_WHAT THIS TASK INVOLVES_: Print all the entries verbatim.

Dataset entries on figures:
_ _ _ _ _
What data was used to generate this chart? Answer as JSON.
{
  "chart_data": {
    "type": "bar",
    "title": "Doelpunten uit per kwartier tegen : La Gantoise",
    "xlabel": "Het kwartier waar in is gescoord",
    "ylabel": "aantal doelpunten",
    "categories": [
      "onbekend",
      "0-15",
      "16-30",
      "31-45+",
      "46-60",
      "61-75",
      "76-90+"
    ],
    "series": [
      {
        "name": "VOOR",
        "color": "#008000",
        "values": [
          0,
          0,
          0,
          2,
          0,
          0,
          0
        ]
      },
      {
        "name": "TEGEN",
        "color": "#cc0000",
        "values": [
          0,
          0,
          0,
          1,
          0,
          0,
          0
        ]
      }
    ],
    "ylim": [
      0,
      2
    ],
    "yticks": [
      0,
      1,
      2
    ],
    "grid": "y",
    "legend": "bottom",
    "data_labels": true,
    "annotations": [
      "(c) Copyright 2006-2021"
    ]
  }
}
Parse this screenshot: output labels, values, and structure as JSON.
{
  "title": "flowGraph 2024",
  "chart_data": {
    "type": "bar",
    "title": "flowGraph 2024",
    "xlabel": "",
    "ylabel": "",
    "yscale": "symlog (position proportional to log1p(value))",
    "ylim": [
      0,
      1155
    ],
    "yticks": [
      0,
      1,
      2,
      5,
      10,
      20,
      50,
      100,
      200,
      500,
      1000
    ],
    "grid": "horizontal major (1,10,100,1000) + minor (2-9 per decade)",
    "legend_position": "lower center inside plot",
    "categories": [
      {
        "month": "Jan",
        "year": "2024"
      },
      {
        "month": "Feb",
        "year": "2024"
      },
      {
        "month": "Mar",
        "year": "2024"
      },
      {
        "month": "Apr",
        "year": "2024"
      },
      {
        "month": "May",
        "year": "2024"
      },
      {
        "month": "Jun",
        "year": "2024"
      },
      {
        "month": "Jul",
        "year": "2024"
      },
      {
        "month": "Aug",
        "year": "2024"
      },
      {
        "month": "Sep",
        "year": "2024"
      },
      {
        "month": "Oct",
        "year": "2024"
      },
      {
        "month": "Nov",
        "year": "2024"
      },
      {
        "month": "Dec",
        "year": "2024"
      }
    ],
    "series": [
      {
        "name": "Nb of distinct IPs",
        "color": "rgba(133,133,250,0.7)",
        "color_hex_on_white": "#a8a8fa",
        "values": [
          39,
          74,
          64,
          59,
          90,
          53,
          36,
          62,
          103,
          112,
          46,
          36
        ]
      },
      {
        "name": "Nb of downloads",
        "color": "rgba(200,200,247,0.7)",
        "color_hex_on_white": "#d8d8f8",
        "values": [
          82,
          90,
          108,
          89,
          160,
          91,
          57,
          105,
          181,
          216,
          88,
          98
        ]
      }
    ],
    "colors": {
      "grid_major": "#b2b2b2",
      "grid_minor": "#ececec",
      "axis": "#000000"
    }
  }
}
_ _ _ _ _
_RESPONSE TO THE EXERCISE_:
What data was used to generate this chart? Answer as JSON.
{
  "chart_data": {
    "type": "bar",
    "title": "Doelpunten uit per kwartier tegen : La Gantoise",
    "xlabel": "Het kwartier waar in is gescoord",
    "ylabel": "aantal doelpunten",
    "categories": [
      "onbekend",
      "0-15",
      "16-30",
      "31-45+",
      "46-60",
      "61-75",
      "76-90+"
    ],
    "series": [
      {
        "name": "VOOR",
        "color": "#008000",
        "values": [
          0,
          0,
          0,
          2,
          0,
          0,
          0
        ]
      },
      {
        "name": "TEGEN",
        "color": "#cc0000",
        "values": [
          0,
          0,
          0,
          1,
          0,
          0,
          0
        ]
      }
    ],
    "ylim": [
      0,
      2
    ],
    "yticks": [
      0,
      1,
      2
    ],
    "grid": "y",
    "legend": "bottom",
    "data_labels": true,
    "annotations": [
      "(c) Copyright 2006-2021"
    ]
  }
}
Parse this screenshot: output labels, values, and structure as JSON.
{
  "title": "flowGraph 2024",
  "chart_data": {
    "type": "bar",
    "title": "flowGraph 2024",
    "xlabel": "",
    "ylabel": "",
    "yscale": "symlog (position proportional to log1p(value))",
    "ylim": [
      0,
      1155
    ],
    "yticks": [
      0,
      1,
      2,
      5,
      10,
      20,
      50,
      100,
      200,
      500,
      1000
    ],
    "grid": "horizontal major (1,10,100,1000) + minor (2-9 per decade)",
    "legend_position": "lower center inside plot",
    "categories": [
      {
        "month": "Jan",
        "year": "2024"
      },
      {
        "month": "Feb",
        "year": "2024"
      },
      {
        "month": "Mar",
        "year": "2024"
      },
      {
        "month": "Apr",
        "year": "2024"
      },
      {
        "month": "May",
        "year": "2024"
      },
      {
        "month": "Jun",
        "year": "2024"
      },
      {
        "month": "Jul",
        "year": "2024"
      },
      {
        "month": "Aug",
        "year": "2024"
      },
      {
        "month": "Sep",
        "year": "2024"
      },
      {
        "month": "Oct",
        "year": "2024"
      },
      {
        "month": "Nov",
        "year": "2024"
      },
      {
        "month": "Dec",
        "year": "2024"
      }
    ],
    "series": [
      {
        "name": "Nb of distinct IPs",
        "color": "rgba(133,133,250,0.7)",
        "color_hex_on_white": "#a8a8fa",
        "values": [
          39,
          74,
          64,
          59,
          90,
          53,
          36,
          62,
          103,
          112,
          46,
          36
        ]
      },
      {
        "name": "Nb of downloads",
        "color": "rgba(200,200,247,0.7)",
        "color_hex_on_white": "#d8d8f8",
        "values": [
          82,
          90,
          108,
          89,
          160,
          91,
          57,
          105,
          181,
          216,
          88,
          98
        ]
      }
    ],
    "colors": {
      "grid_major": "#b2b2b2",
      "grid_minor": "#ececec",
      "axis": "#000000"
    }
  }
}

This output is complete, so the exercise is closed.